■ Set exercise: All lines from the line containing "Output the text content of this document." up to and including the last line of the listing below should be echoed exactly; no other lines belong in the response.

* begin Input material *

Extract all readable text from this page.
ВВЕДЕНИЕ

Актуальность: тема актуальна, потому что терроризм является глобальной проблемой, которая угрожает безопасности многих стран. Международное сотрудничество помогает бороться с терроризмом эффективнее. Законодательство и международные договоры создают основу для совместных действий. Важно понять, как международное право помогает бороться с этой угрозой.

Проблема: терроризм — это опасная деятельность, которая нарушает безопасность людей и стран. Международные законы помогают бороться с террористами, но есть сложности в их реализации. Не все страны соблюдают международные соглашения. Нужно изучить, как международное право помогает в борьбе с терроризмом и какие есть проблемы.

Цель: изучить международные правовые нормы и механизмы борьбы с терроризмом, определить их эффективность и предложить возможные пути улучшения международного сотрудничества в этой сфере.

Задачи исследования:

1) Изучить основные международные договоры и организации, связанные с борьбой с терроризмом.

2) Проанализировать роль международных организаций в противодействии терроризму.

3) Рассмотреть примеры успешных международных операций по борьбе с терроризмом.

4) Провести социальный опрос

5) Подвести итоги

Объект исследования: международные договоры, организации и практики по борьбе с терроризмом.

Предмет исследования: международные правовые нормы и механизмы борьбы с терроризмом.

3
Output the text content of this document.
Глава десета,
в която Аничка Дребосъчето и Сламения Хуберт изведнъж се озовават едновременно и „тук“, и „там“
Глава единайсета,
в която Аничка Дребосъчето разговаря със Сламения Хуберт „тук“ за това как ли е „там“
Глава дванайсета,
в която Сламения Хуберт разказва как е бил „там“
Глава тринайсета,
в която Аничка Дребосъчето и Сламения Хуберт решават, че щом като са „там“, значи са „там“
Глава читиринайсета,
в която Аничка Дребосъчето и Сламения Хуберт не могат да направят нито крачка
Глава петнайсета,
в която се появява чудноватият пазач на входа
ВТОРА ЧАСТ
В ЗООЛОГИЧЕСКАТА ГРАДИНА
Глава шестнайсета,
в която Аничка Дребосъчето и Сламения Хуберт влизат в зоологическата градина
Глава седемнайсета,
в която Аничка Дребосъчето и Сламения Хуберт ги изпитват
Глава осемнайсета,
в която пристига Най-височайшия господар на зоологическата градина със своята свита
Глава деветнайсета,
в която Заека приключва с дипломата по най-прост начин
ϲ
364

* end Input material *

■ Worked solution:
Output the text content of this document.
Глава десета,
в която Аничка Дребосъчето и Сламения Хуберт изведнъж се озовават едновременно и „тук“, и „там“
Глава единайсета,
в която Аничка Дребосъчето разговаря със Сламения Хуберт „тук“ за това как ли е „там“
Глава дванайсета,
в която Сламения Хуберт разказва как е бил „там“
Глава тринайсета,
в която Аничка Дребосъчето и Сламения Хуберт решават, че щом като са „там“, значи са „там“
Глава читиринайсета,
в която Аничка Дребосъчето и Сламения Хуберт не могат да направят нито крачка
Глава петнайсета,
в която се появява чудноватият пазач на входа
ВТОРА ЧАСТ
В ЗООЛОГИЧЕСКАТА ГРАДИНА
Глава шестнайсета,
в която Аничка Дребосъчето и Сламения Хуберт влизат в зоологическата градина
Глава седемнайсета,
в която Аничка Дребосъчето и Сламения Хуберт ги изпитват
Глава осемнайсета,
в която пристига Най-височайшия господар на зоологическата градина със своята свита
Глава деветнайсета,
в която Заека приключва с дипломата по най-прост начин
ϲ
364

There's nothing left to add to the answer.